----- Material -----

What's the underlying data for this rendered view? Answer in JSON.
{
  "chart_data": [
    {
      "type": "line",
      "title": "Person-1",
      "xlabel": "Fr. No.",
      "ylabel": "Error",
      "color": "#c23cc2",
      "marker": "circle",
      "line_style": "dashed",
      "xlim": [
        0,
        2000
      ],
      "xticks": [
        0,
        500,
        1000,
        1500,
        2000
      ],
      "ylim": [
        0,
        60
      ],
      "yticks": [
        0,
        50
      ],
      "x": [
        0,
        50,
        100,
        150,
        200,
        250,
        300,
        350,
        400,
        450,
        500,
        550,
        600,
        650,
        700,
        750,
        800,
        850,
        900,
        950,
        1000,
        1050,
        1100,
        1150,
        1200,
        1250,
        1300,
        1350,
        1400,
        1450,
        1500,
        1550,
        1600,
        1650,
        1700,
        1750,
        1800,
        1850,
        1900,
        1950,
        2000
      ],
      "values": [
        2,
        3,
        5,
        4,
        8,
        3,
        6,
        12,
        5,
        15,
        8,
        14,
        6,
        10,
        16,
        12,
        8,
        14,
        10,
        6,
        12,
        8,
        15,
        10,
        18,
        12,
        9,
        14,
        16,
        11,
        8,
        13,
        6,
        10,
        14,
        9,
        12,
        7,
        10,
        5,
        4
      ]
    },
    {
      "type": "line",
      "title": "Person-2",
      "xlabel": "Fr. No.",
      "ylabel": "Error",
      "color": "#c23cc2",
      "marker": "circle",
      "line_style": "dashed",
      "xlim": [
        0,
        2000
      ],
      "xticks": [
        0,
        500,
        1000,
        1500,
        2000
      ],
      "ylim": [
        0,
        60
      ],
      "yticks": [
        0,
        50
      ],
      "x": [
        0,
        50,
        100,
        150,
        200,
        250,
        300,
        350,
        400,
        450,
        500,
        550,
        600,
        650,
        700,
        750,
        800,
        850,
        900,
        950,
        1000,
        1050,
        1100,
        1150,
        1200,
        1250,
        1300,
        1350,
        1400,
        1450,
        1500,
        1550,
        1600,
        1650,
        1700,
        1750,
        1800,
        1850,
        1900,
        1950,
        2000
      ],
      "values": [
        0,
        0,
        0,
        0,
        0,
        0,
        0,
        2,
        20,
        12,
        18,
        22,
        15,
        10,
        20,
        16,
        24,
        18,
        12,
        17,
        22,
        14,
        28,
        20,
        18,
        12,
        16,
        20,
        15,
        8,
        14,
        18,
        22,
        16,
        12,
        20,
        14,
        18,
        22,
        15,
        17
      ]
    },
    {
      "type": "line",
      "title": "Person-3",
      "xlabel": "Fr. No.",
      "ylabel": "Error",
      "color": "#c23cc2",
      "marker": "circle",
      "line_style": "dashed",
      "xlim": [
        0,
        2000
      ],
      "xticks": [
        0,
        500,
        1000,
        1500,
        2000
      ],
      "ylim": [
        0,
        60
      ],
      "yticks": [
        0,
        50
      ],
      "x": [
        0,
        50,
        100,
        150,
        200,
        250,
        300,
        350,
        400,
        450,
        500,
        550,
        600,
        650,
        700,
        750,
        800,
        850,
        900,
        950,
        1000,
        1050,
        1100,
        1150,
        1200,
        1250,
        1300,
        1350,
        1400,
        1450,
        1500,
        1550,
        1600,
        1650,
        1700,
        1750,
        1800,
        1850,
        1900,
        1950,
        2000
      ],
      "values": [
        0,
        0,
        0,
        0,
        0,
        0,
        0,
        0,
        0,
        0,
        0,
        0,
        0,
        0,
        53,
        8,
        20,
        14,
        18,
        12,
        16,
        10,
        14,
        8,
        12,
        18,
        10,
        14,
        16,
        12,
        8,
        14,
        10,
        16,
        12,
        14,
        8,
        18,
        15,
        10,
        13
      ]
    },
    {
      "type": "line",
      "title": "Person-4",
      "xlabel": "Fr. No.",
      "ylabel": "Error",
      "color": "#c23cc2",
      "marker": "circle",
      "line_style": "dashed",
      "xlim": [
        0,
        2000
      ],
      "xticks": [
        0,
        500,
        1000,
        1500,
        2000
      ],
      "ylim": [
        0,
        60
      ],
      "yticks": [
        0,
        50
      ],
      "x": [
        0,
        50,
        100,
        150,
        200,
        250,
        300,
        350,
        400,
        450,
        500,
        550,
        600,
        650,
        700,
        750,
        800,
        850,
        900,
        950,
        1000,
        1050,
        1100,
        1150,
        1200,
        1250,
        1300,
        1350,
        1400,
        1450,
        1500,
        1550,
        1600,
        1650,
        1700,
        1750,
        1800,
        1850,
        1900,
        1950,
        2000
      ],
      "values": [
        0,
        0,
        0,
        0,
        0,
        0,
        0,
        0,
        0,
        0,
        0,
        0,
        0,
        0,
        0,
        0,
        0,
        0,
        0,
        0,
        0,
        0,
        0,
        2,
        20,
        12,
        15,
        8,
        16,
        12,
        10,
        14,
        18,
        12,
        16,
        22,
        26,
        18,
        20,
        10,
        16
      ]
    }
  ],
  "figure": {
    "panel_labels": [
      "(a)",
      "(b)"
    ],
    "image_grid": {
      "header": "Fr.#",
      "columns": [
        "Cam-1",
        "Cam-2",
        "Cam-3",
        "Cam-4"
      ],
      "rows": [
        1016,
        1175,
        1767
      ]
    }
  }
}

-----

## Problem to solve
The records above need to be transcribed in full. Keep every character unchanged.

## Task response
What's the underlying data for this rendered view? Answer in JSON.
{
  "chart_data": [
    {
      "type": "line",
      "title": "Person-1",
      "xlabel": "Fr. No.",
      "ylabel": "Error",
      "color": "#c23cc2",
      "marker": "circle",
      "line_style": "dashed",
      "xlim": [
        0,
        2000
      ],
      "xticks": [
        0,
        500,
        1000,
        1500,
        2000
      ],
      "ylim": [
        0,
        60
      ],
      "yticks": [
        0,
        50
      ],
      "x": [
        0,
        50,
        100,
        150,
        200,
        250,
        300,
        350,
        400,
        450,
        500,
        550,
        600,
        650,
        700,
        750,
        800,
        850,
        900,
        950,
        1000,
        1050,
        1100,
        1150,
        1200,
        1250,
        1300,
        1350,
        1400,
        1450,
        1500,
        1550,
        1600,
        1650,
        1700,
        1750,
        1800,
        1850,
        1900,
        1950,
        2000
      ],
      "values": [
        2,
        3,
        5,
        4,
        8,
        3,
        6,
        12,
        5,
        15,
        8,
        14,
        6,
        10,
        16,
        12,
        8,
        14,
        10,
        6,
        12,
        8,
        15,
        10,
        18,
        12,
        9,
        14,
        16,
        11,
        8,
        13,
        6,
        10,
        14,
        9,
        12,
        7,
        10,
        5,
        4
      ]
    },
    {
      "type": "line",
      "title": "Person-2",
      "xlabel": "Fr. No.",
      "ylabel": "Error",
      "color": "#c23cc2",
      "marker": "circle",
      "line_style": "dashed",
      "xlim": [
        0,
        2000
      ],
      "xticks": [
        0,
        500,
        1000,
        1500,
        2000
      ],
      "ylim": [
        0,
        60
      ],
      "yticks": [
        0,
        50
      ],
      "x": [
        0,
        50,
        100,
        150,
        200,
        250,
        300,
        350,
        400,
        450,
        500,
        550,
        600,
        650,
        700,
        750,
        800,
        850,
        900,
        950,
        1000,
        1050,
        1100,
        1150,
        1200,
        1250,
        1300,
        1350,
        1400,
        1450,
        1500,
        1550,
        1600,
        1650,
        1700,
        1750,
        1800,
        1850,
        1900,
        1950,
        2000
      ],
      "values": [
        0,
        0,
        0,
        0,
        0,
        0,
        0,
        2,
        20,
        12,
        18,
        22,
        15,
        10,
        20,
        16,
        24,
        18,
        12,
        17,
        22,
        14,
        28,
        20,
        18,
        12,
        16,
        20,
        15,
        8,
        14,
        18,
        22,
        16,
        12,
        20,
        14,
        18,
        22,
        15,
        17
      ]
    },
    {
      "type": "line",
      "title": "Person-3",
      "xlabel": "Fr. No.",
      "ylabel": "Error",
      "color": "#c23cc2",
      "marker": "circle",
      "line_style": "dashed",
      "xlim": [
        0,
        2000
      ],
      "xticks": [
        0,
        500,
        1000,
        1500,
        2000
      ],
      "ylim": [
        0,
        60
      ],
      "yticks": [
        0,
        50
      ],
      "x": [
        0,
        50,
        100,
        150,
        200,
        250,
        300,
        350,
        400,
        450,
        500,
        550,
        600,
        650,
        700,
        750,
        800,
        850,
        900,
        950,
        1000,
        1050,
        1100,
        1150,
        1200,
        1250,
        1300,
        1350,
        1400,
        1450,
        1500,
        1550,
        1600,
        1650,
        1700,
        1750,
        1800,
        1850,
        1900,
        1950,
        2000
      ],
      "values": [
        0,
        0,
        0,
        0,
        0,
        0,
        0,
        0,
        0,
        0,
        0,
        0,
        0,
        0,
        53,
        8,
        20,
        14,
        18,
        12,
        16,
        10,
        14,
        8,
        12,
        18,
        10,
        14,
        16,
        12,
        8,
        14,
        10,
        16,
        12,
        14,
        8,
        18,
        15,
        10,
        13
      ]
    },
    {
      "type": "line",
      "title": "Person-4",
      "xlabel": "Fr. No.",
      "ylabel": "Error",
      "color": "#c23cc2",
      "marker": "circle",
      "line_style": "dashed",
      "xlim": [
        0,
        2000
      ],
      "xticks": [
        0,
        500,
        1000,
        1500,
        2000
      ],
      "ylim": [
        0,
        60
      ],
      "yticks": [
        0,
        50
      ],
      "x": [
        0,
        50,
        100,
        150,
        200,
        250,
        300,
        350,
        400,
        450,
        500,
        550,
        600,
        650,
        700,
        750,
        800,
        850,
        900,
        950,
        1000,
        1050,
        1100,
        1150,
        1200,
        1250,
        1300,
        1350,
        1400,
        1450,
        1500,
        1550,
        1600,
        1650,
        1700,
        1750,
        1800,
        1850,
        1900,
        1950,
        2000
      ],
      "values": [
        0,
        0,
        0,
        0,
        0,
        0,
        0,
        0,
        0,
        0,
        0,
        0,
        0,
        0,
        0,
        0,
        0,
        0,
        0,
        0,
        0,
        0,
        0,
        2,
        20,
        12,
        15,
        8,
        16,
        12,
        10,
        14,
        18,
        12,
        16,
        22,
        26,
        18,
        20,
        10,
        16
      ]
    }
  ],
  "figure": {
    "panel_labels": [
      "(a)",
      "(b)"
    ],
    "image_grid": {
      "header": "Fr.#",
      "columns": [
        "Cam-1",
        "Cam-2",
        "Cam-3",
        "Cam-4"
      ],
      "rows": [
        1016,
        1175,
        1767
      ]
    }
  }
}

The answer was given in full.